*TASK STATEMENT*
Each line of the material below that holds the word "Rural" needs to be copied.

* * * * *

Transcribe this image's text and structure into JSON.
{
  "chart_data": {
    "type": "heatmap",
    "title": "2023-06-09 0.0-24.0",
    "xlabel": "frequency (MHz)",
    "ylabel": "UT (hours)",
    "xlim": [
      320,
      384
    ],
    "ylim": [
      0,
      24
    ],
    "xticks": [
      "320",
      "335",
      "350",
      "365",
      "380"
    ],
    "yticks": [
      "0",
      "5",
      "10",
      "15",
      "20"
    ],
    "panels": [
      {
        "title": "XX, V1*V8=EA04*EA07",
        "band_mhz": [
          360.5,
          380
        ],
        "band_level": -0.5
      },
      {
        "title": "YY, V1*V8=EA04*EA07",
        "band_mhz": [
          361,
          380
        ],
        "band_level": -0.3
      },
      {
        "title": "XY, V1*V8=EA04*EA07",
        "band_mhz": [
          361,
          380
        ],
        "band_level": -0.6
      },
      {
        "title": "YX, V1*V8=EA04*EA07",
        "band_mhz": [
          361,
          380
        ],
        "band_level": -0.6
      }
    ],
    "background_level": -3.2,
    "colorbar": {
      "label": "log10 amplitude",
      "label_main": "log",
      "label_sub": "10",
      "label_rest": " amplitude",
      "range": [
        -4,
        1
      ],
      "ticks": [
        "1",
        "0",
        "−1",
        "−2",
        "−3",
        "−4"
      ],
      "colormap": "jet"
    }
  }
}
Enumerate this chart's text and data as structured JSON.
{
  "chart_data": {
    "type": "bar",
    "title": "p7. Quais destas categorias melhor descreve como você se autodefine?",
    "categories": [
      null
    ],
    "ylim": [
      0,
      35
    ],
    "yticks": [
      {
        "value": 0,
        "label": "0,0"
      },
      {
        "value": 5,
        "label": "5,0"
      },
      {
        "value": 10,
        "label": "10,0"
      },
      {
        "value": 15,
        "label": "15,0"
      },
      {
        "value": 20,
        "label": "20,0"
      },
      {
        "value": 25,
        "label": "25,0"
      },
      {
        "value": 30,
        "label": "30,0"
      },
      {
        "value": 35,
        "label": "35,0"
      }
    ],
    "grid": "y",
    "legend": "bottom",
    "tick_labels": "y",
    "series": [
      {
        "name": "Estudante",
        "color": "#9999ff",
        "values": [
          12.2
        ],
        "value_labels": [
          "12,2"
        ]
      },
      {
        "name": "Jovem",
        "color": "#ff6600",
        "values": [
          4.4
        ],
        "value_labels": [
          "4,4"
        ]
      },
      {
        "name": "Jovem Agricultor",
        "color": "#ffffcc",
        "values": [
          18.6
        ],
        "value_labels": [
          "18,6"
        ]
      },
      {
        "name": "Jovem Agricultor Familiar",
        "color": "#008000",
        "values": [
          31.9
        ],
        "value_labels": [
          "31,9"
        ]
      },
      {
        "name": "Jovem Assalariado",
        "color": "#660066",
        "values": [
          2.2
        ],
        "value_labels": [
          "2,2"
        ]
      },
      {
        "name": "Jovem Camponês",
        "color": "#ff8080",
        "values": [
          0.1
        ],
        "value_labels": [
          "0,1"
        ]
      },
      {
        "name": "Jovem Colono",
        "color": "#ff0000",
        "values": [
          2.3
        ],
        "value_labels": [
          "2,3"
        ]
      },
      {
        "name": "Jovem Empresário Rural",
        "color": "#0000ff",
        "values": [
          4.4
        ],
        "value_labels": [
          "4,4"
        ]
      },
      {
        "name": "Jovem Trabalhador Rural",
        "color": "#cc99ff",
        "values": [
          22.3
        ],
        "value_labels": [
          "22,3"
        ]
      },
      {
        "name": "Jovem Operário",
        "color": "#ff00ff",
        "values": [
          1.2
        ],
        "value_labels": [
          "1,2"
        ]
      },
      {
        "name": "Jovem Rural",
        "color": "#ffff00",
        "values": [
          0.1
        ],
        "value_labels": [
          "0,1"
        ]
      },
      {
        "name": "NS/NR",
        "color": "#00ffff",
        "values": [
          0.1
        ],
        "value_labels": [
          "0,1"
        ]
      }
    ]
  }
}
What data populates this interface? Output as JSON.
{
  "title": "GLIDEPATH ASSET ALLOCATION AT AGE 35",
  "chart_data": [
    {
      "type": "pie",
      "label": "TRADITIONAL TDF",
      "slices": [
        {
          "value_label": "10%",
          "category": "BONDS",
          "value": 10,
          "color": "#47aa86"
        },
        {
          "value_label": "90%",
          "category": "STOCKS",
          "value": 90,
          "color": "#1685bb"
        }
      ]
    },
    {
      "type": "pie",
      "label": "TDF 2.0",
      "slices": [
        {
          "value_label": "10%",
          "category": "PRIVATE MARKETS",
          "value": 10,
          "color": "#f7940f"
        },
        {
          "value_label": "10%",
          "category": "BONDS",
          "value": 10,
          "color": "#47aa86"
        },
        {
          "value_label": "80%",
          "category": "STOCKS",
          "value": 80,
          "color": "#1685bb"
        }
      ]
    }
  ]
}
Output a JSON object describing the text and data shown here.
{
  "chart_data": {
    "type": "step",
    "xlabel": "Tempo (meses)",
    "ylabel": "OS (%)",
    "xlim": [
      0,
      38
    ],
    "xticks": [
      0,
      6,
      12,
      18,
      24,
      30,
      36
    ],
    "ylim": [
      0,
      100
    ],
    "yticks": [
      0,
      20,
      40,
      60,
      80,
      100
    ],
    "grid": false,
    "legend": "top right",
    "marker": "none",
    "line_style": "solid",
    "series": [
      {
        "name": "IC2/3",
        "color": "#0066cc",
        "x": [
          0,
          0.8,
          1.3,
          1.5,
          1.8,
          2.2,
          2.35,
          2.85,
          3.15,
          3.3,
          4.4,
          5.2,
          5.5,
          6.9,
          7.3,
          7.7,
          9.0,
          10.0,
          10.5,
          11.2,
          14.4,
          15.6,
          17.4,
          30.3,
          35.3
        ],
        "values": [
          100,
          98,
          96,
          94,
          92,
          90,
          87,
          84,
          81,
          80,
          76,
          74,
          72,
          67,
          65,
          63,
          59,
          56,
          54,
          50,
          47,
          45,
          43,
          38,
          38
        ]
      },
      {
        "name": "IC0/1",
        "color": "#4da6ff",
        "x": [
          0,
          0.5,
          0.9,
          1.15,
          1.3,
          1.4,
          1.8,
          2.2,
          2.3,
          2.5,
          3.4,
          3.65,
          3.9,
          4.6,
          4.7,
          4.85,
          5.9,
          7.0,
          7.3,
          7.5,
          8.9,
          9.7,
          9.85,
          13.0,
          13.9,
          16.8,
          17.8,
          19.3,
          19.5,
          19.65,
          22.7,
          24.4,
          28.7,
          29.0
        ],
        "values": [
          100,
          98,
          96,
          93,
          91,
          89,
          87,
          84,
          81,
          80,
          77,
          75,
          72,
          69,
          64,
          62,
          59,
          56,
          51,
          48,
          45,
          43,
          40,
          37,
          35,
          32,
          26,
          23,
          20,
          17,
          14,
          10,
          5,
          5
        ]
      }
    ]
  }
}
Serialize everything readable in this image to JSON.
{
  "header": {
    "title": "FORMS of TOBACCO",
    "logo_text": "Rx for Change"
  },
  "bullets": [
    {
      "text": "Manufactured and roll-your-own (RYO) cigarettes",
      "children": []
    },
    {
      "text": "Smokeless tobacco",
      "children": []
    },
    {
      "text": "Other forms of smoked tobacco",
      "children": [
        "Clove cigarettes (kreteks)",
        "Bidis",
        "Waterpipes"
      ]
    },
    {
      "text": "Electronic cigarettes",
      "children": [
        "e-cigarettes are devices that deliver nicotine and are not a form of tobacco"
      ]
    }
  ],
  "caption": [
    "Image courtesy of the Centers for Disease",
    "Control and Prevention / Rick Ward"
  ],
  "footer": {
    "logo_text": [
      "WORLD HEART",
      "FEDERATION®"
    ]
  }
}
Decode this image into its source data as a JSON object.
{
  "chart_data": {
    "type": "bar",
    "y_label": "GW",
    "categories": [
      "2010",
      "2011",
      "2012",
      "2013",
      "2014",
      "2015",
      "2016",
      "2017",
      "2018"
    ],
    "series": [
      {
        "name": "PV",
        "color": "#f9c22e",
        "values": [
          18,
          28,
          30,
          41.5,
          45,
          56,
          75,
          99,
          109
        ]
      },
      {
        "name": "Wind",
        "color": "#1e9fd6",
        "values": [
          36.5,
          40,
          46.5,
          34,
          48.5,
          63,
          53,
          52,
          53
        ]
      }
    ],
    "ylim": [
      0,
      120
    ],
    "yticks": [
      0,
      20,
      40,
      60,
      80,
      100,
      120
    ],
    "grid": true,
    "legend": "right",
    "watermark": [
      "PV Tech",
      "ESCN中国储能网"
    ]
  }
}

* * * * *

*RESULT OF THIS EXERCISE*
        "name": "Jovem Empresário Rural",
        "name": "Jovem Trabalhador Rural",
        "name": "Jovem Rural",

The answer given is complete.